### Task instructions
Return the number of lines holding "hour", with nothing added.

---------- Entries provided

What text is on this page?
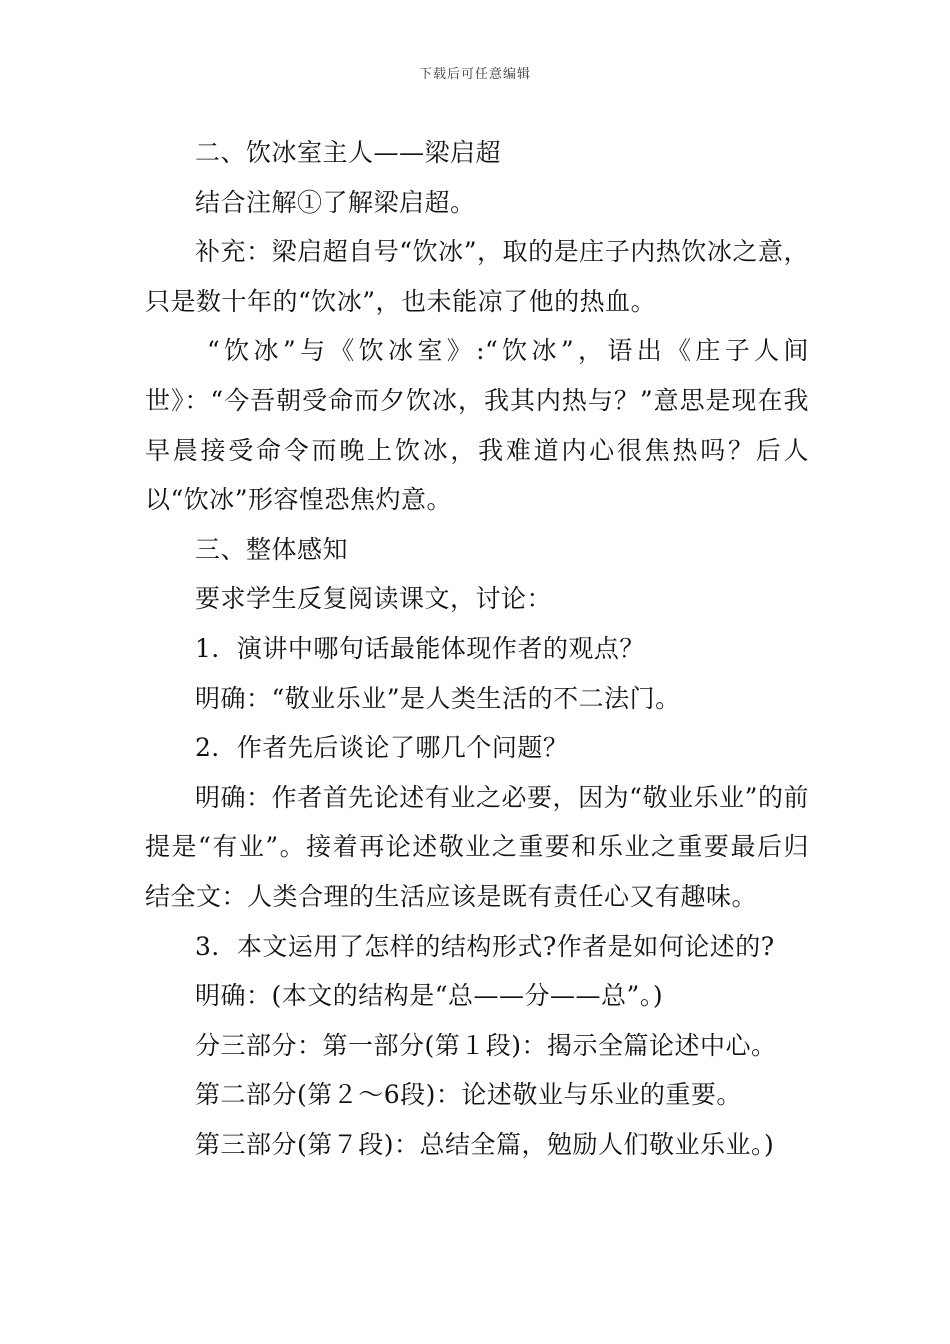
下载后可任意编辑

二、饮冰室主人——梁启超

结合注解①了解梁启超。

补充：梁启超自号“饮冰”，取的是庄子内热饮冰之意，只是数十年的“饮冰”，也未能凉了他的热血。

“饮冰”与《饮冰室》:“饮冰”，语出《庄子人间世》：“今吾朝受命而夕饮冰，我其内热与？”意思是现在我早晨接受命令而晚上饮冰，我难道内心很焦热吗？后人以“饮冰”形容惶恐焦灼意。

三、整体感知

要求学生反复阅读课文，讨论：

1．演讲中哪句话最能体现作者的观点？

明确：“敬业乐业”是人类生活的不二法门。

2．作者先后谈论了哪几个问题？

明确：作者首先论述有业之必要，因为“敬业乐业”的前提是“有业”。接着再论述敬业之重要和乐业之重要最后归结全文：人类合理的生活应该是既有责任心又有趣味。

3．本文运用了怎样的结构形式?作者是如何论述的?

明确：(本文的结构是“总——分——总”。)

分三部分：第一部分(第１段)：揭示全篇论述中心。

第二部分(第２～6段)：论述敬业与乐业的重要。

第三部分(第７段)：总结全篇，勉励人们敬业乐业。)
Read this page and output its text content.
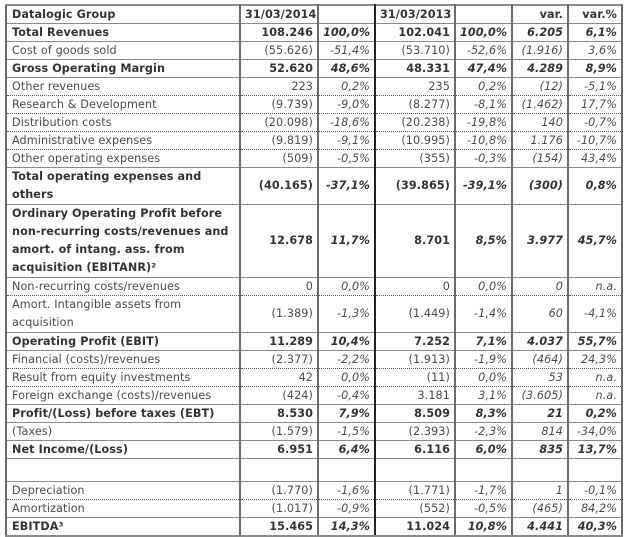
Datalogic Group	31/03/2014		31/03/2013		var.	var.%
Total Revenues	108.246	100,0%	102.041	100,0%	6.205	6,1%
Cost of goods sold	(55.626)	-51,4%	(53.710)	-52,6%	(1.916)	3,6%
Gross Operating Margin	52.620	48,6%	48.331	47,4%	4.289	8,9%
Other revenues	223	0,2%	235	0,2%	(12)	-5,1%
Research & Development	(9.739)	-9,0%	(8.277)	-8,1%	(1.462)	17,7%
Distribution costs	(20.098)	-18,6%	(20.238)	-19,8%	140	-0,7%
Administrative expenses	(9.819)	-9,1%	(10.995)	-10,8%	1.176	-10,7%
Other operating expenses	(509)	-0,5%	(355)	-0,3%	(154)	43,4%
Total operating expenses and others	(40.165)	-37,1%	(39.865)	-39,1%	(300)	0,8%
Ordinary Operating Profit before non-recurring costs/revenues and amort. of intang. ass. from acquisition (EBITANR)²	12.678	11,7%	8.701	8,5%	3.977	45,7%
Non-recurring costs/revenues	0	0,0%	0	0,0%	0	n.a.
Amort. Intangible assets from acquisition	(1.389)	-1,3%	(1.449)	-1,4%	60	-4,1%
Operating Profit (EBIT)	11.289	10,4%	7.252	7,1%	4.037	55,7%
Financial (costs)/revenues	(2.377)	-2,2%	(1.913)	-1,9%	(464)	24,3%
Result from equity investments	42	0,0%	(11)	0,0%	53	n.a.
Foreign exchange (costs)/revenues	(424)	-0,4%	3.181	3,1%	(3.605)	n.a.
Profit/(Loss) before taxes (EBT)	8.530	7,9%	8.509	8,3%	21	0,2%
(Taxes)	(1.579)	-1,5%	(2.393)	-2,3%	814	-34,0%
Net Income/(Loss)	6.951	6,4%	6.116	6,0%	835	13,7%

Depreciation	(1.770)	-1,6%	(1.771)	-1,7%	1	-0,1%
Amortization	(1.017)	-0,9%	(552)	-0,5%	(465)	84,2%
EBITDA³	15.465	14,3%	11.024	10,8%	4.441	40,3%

--------------------
---------- Entries provided

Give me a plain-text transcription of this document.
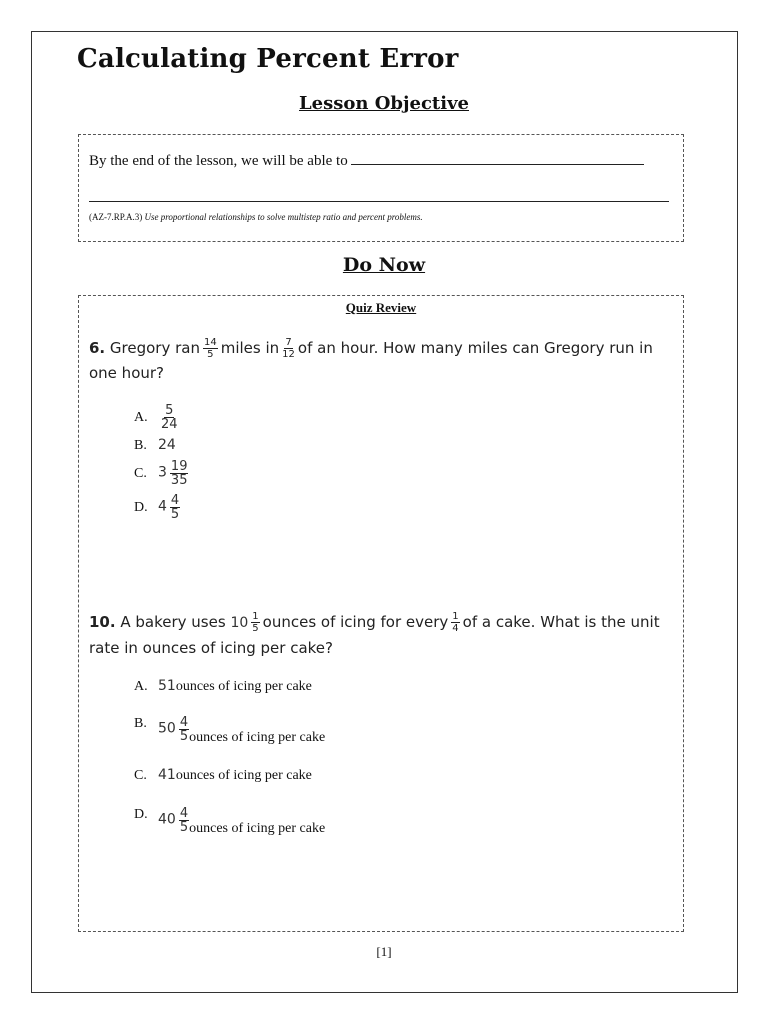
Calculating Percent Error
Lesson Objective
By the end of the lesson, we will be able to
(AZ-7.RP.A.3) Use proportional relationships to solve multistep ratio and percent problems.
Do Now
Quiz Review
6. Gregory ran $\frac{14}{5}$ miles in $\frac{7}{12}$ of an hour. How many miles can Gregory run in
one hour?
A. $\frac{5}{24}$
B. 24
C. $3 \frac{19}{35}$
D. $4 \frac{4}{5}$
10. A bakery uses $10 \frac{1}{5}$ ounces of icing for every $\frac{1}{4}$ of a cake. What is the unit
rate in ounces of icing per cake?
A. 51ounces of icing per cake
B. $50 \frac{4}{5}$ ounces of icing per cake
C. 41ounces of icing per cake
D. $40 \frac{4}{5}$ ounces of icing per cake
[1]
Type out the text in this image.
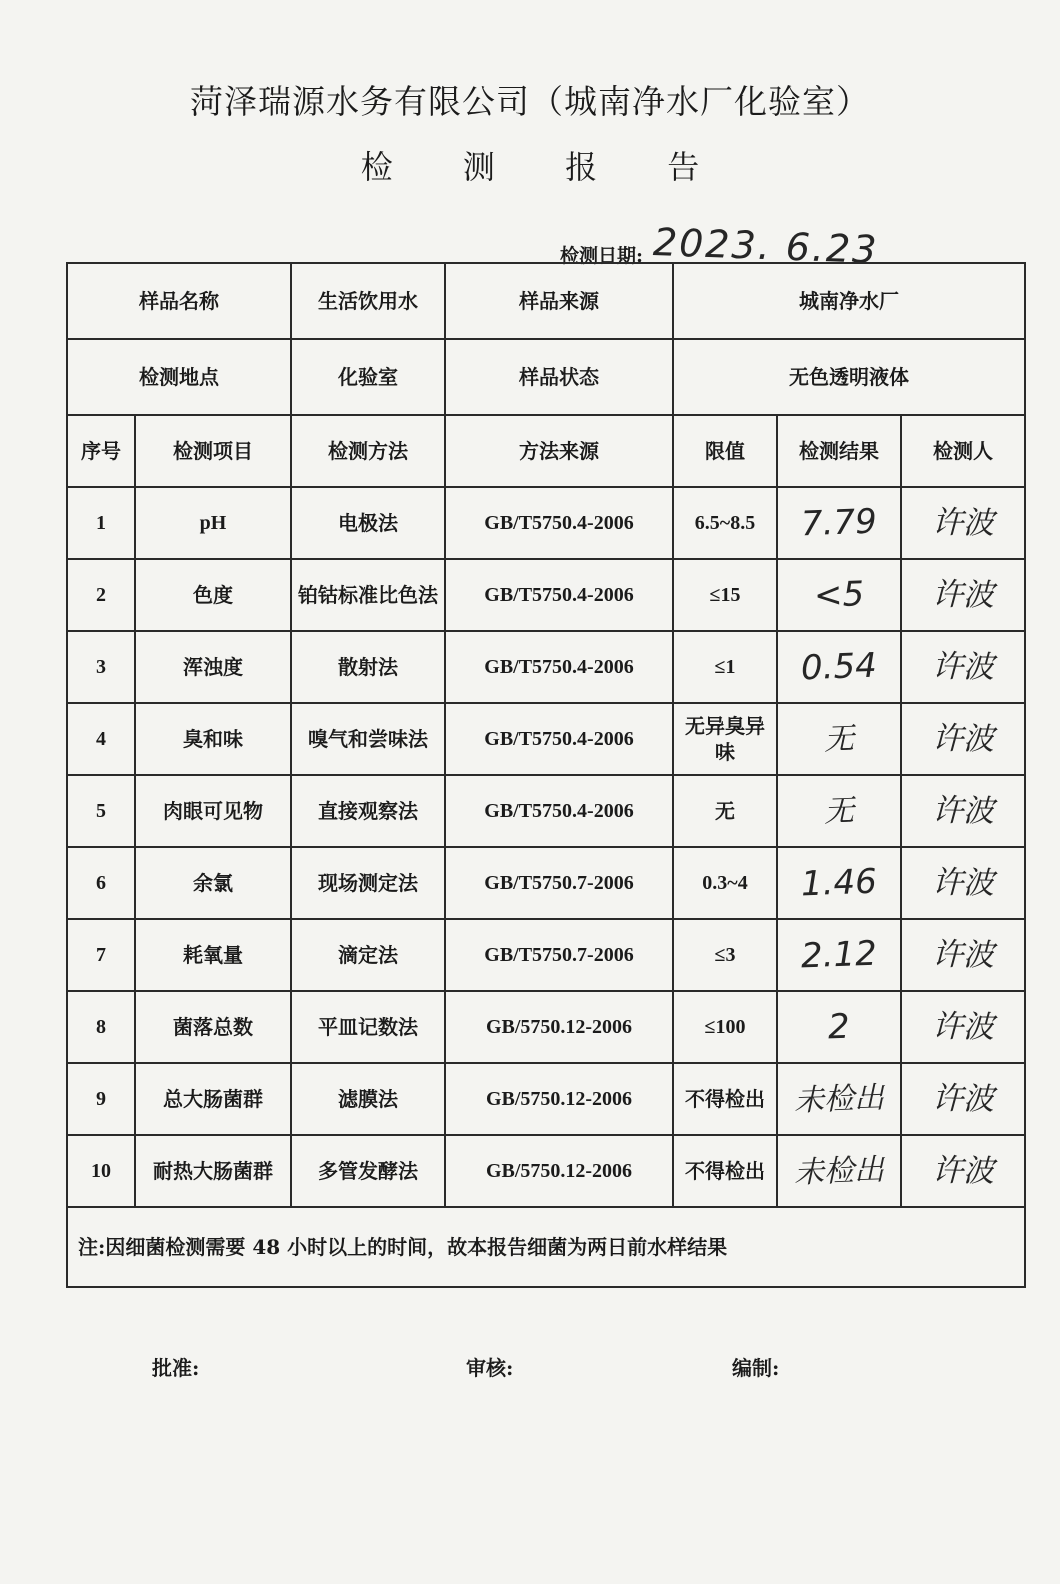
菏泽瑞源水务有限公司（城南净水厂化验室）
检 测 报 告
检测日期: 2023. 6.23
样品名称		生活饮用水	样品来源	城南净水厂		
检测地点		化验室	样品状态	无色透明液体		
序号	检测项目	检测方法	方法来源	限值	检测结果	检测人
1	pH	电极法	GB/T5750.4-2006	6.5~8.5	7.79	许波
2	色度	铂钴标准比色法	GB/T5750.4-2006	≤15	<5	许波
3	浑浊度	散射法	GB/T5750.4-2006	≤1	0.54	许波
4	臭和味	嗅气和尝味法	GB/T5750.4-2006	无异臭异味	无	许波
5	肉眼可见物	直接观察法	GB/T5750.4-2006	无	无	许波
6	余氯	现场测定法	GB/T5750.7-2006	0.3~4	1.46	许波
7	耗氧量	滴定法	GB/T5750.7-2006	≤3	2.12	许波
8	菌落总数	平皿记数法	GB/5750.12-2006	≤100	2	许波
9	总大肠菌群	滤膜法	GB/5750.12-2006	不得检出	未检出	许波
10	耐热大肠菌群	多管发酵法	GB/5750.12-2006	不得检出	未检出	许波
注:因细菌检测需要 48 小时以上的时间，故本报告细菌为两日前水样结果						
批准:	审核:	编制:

--------------------

### Problem solution
2